## Excerpt to read
________________________________________

In this video we’re going to review the peripheral vascular assessment. Not only are we looking at actual blood vessels and pulses, but we’re looking at other signs of perfusion as well, like skin and nail color and condition. We always recommend starting with the upper extremities and moving to the lowers.

Start by inspecting the arms and compare them bilaterally. Is one more swollen than the other? Is there any edema? What color is the skin and nailbeds and are there any lesions? Is there hair where there should be hair?
Next, we’ll palpate. Feel for the temperature, texture, and turgor of the skin. If there’s edema, is it pitting? Press one finger into it to find out.
We’ll also press down on the nailbeds to check capillary refill. You should see the color return to the nails in less than 3 seconds.
Once we’ve done that, we can check our pulses. There are two main pulses you’ll check in the upper extremities – the brachial pulse – found in the medial aspect of the elbow.
And the radial pulse found on the wrist in the groove just below the thumb. Make sure you compare these pulses bilaterally and give them a score from 0 to 4, with 0 being absent, 2 being normal, and 4 being bounding. An absent pulse is never normal, so if you need to, get a doppler and verify whether it’s truly absent before you call the provider.

________________________________________

## Stored data

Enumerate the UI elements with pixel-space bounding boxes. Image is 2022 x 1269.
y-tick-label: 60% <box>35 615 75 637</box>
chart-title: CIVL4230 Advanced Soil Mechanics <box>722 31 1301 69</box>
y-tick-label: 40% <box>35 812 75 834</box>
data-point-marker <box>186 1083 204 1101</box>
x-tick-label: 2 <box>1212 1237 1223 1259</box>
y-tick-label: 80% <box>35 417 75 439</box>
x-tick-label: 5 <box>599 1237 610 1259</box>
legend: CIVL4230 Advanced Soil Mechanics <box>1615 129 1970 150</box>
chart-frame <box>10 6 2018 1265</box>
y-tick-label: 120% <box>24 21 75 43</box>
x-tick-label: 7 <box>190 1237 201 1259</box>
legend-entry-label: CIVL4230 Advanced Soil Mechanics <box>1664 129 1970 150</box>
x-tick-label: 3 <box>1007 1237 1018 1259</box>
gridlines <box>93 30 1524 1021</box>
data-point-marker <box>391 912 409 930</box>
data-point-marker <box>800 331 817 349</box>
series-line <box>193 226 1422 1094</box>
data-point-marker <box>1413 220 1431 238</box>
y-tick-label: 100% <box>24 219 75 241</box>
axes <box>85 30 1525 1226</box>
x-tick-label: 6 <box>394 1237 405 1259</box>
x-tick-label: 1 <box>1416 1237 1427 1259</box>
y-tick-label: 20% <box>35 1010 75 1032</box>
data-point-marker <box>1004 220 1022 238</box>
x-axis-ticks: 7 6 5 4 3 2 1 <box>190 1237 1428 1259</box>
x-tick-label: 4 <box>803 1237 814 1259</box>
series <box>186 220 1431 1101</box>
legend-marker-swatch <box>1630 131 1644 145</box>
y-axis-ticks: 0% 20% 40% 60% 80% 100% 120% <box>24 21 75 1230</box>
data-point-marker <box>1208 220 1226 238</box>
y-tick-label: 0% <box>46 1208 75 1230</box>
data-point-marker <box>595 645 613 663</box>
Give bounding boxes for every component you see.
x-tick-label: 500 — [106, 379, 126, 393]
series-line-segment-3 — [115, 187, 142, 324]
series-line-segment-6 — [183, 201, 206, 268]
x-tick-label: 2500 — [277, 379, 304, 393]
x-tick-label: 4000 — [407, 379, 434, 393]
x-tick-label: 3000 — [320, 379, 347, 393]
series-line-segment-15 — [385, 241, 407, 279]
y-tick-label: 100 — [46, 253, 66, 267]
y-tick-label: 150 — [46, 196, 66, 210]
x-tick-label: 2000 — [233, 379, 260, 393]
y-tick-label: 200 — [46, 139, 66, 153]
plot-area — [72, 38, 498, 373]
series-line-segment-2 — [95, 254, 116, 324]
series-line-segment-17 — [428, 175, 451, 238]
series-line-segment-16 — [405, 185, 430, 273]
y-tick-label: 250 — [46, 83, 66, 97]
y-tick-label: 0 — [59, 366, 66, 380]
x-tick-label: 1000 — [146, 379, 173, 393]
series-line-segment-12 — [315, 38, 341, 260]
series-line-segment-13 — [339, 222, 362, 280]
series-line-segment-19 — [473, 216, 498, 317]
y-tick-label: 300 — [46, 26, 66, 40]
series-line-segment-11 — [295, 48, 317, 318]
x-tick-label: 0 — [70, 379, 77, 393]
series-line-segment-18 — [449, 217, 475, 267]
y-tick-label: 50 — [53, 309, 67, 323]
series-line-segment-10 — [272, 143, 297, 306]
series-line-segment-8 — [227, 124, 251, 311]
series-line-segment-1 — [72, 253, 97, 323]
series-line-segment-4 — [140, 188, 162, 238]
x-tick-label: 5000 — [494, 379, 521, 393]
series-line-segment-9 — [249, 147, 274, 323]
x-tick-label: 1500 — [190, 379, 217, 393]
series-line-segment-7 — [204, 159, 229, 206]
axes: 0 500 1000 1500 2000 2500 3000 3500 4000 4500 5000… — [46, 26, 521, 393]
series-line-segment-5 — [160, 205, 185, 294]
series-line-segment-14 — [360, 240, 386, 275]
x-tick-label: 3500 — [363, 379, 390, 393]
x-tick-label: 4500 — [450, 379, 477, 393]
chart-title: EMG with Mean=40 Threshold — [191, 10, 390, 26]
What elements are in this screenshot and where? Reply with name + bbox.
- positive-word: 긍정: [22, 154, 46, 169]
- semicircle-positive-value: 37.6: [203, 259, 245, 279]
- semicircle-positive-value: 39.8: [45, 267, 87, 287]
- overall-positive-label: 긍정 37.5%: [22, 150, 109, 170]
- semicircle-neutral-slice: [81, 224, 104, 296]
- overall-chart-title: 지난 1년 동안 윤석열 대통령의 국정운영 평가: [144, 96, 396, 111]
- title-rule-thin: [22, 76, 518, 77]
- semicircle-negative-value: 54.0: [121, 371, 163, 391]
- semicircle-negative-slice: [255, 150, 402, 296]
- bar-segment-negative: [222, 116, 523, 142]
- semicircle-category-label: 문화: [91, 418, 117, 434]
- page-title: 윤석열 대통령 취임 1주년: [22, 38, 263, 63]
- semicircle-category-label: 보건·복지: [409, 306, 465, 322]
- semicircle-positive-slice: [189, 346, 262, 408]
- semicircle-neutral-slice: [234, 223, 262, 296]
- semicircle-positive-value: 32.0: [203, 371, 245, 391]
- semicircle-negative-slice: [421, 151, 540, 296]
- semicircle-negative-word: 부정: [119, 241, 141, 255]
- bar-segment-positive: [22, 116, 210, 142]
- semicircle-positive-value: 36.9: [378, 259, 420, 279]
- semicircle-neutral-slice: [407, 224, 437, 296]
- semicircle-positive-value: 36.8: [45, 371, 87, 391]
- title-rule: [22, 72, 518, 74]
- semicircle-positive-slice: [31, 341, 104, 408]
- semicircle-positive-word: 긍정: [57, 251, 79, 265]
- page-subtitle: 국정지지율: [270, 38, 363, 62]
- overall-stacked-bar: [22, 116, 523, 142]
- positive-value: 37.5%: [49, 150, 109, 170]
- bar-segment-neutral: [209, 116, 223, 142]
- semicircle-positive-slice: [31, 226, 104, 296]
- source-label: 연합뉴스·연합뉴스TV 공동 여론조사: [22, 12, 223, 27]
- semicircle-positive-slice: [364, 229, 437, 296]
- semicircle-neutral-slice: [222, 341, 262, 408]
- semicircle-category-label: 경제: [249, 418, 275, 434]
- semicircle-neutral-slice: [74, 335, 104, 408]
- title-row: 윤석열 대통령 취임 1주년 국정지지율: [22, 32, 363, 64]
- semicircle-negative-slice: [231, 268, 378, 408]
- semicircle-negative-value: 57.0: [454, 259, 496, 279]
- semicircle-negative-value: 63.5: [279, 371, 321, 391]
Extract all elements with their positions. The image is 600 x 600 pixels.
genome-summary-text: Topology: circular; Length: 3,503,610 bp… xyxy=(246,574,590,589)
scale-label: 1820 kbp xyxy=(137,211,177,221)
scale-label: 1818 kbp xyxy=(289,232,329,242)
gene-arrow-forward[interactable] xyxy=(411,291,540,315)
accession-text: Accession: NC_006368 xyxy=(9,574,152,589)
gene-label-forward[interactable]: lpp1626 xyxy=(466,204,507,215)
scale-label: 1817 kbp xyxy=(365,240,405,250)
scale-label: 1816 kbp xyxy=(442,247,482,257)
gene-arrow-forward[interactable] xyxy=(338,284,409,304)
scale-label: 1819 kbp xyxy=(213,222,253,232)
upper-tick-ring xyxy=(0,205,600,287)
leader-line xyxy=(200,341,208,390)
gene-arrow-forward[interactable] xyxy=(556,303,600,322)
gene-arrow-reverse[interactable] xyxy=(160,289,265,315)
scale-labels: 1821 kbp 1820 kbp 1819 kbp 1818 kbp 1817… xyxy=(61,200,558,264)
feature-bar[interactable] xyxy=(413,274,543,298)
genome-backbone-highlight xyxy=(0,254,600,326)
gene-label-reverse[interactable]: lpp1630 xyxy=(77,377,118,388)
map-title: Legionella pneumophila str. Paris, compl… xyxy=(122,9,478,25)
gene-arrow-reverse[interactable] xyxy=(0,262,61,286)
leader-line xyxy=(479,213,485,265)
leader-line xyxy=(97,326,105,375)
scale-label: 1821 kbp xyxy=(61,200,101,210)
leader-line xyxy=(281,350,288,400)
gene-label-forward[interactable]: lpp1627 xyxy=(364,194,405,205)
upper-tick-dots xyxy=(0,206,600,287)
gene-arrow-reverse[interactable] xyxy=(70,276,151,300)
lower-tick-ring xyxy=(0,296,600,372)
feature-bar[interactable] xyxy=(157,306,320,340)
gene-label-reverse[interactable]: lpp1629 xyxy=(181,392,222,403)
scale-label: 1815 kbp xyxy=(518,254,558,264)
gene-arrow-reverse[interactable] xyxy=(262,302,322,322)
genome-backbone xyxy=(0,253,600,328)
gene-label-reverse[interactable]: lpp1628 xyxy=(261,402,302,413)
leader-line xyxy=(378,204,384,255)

________________________________________

## Exercise A
Reproduce the passage on the peripheral vascular assessment word for word, starting at "Once we’ve done" and ending at "call the provider.".
## Exercise B
According to the peripheral vascular assessment text, which three qualities of the skin should be felt during palpation?
## Exercise C
Write what comes next in the peripheral vascular assessment text, picking up after its final sentence.

## Task result A
Once we’ve done that, we can check our pulses. There are two main pulses you’ll check in the upper extremities – the brachial pulse – found in the medial aspect of the elbow.
And the radial pulse found on the wrist in the groove just below the thumb. Make sure you compare these pulses bilaterally and give them a score from 0 to 4, with 0 being absent, 2 being normal, and 4 being bounding. An absent pulse is never normal, so if you need to, get a doppler and verify whether it’s truly absent before you call the provider.

## Task result B
Temperature, texture, and turgor.

## Task result C
Now we’ll move on to the lower extremities and basically look at all of the same things. Inspect the skin color and nail beds, look for lesions or ulcerations and look for edema. If there is edema, is it the same bilaterally? Is it pitting? And, make note of the hair distribution – any kind of venous insufficiency can cause a lack of hair growth and dark discolorations.
We also want to look at vasculature – are there any tortuous or varicose veins – a really common place is behind the knees.
You also want to palpate the temperature, texture, and turgor as well. Then you can move on to pulses.
There are 3 main pulses we check in the legs, the popliteal – which is located behind the knee, the dorsalis pedis on the top of the foot, and the posterior tibial, which is along the medial malleolus. Again, check that they’re the same on both sides and give them a score.
Then finally check the capillary refill on the toes, should also be less than 3. You’ll notice the nurse took off the socks – you cannot properly assess the peripheral vascular system without actually visualizing the feet – that’s so important.

If you note any abnormalities, make sure you assess the details and report them to the provider, especially if they’re new. Poor perfusion is nothing to mess with!

So that’s it for the peripheral vascular assessment. Now, go out and be your best self today. And, as always, happy nursing!